Every line below that mentions the word "الكسائي" should be copied out.

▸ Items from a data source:
--*--

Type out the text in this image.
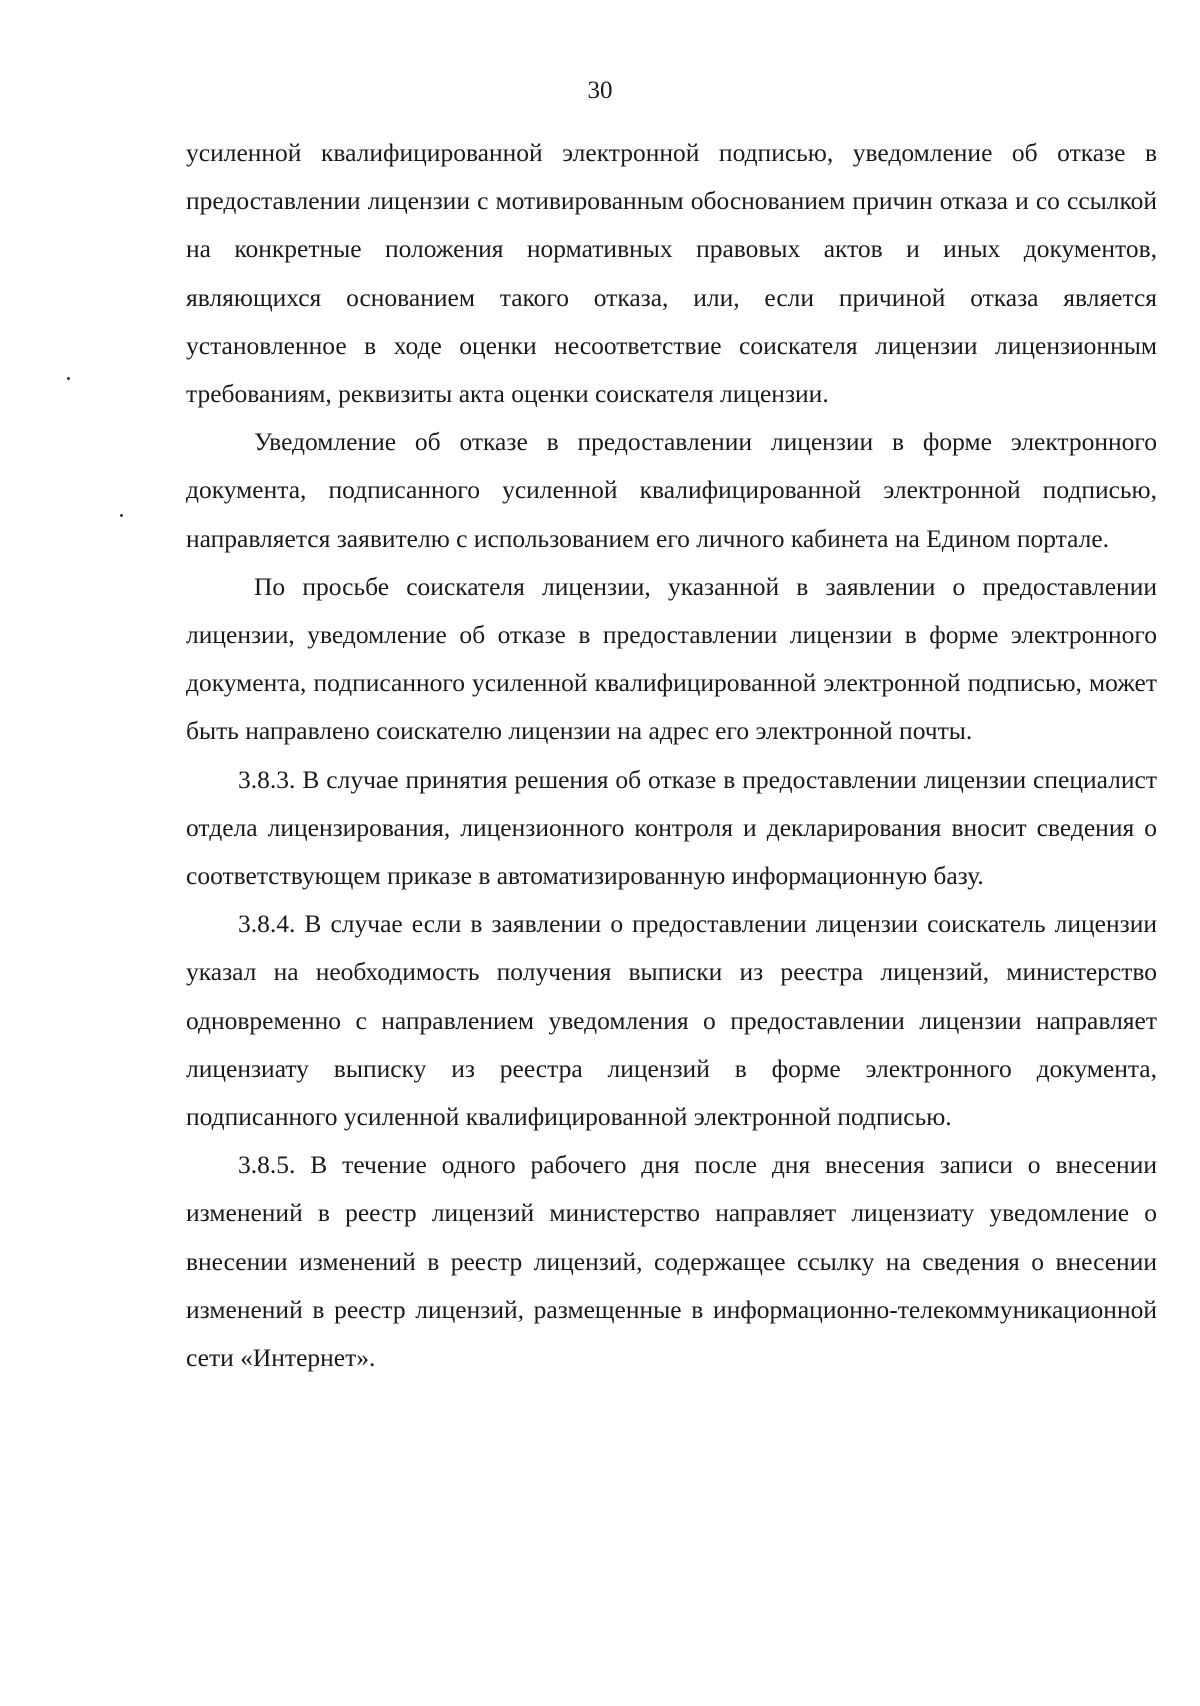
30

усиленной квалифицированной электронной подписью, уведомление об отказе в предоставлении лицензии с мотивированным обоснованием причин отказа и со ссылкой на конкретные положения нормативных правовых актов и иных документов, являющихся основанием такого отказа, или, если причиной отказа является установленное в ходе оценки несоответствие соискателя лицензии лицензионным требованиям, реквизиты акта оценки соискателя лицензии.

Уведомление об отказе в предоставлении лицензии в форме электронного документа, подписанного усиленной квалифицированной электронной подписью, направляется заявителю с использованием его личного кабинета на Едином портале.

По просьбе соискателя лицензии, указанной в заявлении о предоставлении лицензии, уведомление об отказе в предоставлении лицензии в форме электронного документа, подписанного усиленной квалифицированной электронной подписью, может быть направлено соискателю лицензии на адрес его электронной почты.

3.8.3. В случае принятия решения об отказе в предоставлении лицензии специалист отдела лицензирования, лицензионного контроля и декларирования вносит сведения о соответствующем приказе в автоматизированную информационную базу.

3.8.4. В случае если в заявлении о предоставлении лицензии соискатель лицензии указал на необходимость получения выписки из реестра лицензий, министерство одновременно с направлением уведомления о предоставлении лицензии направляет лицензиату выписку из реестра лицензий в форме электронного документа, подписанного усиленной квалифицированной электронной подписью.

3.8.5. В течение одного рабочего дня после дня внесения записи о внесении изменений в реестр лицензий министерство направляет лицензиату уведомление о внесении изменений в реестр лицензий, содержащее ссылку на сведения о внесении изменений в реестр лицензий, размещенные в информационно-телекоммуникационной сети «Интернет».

--*--

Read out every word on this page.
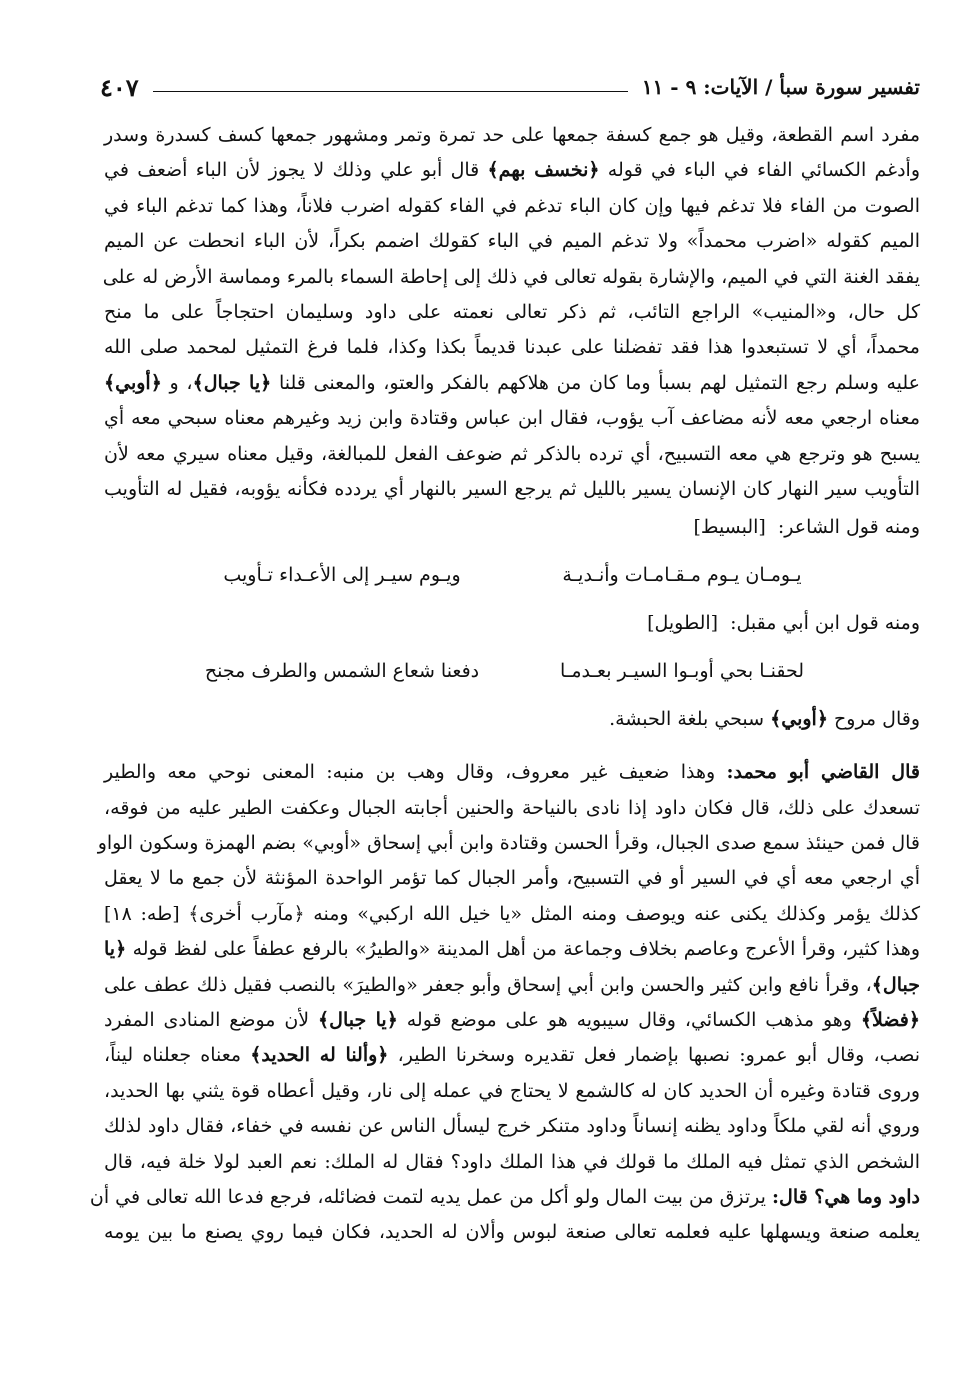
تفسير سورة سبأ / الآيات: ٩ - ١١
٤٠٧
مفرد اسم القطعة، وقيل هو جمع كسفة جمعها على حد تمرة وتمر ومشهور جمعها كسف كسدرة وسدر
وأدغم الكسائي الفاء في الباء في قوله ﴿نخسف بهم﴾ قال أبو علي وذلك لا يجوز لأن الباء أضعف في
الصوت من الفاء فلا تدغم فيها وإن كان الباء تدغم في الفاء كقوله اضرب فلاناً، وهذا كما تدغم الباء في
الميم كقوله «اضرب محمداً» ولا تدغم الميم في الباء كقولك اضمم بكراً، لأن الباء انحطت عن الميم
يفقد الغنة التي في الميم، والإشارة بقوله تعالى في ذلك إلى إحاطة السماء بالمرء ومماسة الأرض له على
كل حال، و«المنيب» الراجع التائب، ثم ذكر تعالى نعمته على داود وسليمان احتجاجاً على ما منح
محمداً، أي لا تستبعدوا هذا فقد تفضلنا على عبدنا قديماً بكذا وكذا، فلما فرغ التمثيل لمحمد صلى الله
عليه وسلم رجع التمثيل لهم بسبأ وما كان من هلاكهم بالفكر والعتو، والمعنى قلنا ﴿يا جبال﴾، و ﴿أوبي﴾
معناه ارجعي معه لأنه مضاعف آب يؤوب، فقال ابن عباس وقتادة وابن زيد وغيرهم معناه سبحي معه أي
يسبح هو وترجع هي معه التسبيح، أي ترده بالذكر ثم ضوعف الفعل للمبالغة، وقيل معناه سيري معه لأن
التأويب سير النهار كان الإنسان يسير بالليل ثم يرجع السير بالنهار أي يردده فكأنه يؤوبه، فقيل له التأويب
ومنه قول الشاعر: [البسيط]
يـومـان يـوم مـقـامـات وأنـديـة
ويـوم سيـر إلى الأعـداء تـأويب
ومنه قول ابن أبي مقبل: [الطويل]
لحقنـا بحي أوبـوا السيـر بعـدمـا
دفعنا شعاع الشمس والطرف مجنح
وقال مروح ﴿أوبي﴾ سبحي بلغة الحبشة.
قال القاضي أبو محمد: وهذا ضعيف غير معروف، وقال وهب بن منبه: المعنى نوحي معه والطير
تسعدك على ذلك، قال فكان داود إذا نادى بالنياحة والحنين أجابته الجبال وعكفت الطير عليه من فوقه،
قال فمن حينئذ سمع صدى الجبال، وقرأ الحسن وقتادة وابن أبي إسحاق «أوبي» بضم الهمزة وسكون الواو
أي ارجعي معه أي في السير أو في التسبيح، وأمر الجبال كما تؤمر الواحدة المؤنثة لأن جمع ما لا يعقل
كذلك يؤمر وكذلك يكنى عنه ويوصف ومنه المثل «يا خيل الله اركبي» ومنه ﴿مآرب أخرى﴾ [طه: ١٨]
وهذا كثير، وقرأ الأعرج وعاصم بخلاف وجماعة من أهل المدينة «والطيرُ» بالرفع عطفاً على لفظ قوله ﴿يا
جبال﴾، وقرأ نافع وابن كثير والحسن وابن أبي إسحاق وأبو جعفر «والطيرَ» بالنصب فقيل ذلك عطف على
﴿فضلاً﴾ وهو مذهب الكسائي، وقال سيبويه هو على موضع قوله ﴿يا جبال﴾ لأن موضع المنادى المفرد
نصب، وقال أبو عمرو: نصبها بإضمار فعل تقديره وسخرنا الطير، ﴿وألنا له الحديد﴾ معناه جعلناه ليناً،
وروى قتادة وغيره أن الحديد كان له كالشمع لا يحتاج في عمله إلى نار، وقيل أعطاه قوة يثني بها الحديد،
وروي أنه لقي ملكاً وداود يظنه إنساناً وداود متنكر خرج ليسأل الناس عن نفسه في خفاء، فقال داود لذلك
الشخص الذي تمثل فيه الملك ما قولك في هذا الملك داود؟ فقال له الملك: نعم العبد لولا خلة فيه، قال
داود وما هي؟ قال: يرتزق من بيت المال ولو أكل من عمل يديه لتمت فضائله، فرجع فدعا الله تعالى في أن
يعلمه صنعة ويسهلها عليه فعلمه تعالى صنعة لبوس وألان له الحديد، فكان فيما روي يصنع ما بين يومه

--*--

▸ Full response:
وأدغم الكسائي الفاء في الباء في قوله ﴿نخسف بهم﴾ قال أبو علي وذلك لا يجوز لأن الباء أضعف في
﴿فضلاً﴾ وهو مذهب الكسائي، وقال سيبويه هو على موضع قوله ﴿يا جبال﴾ لأن موضع المنادى المفرد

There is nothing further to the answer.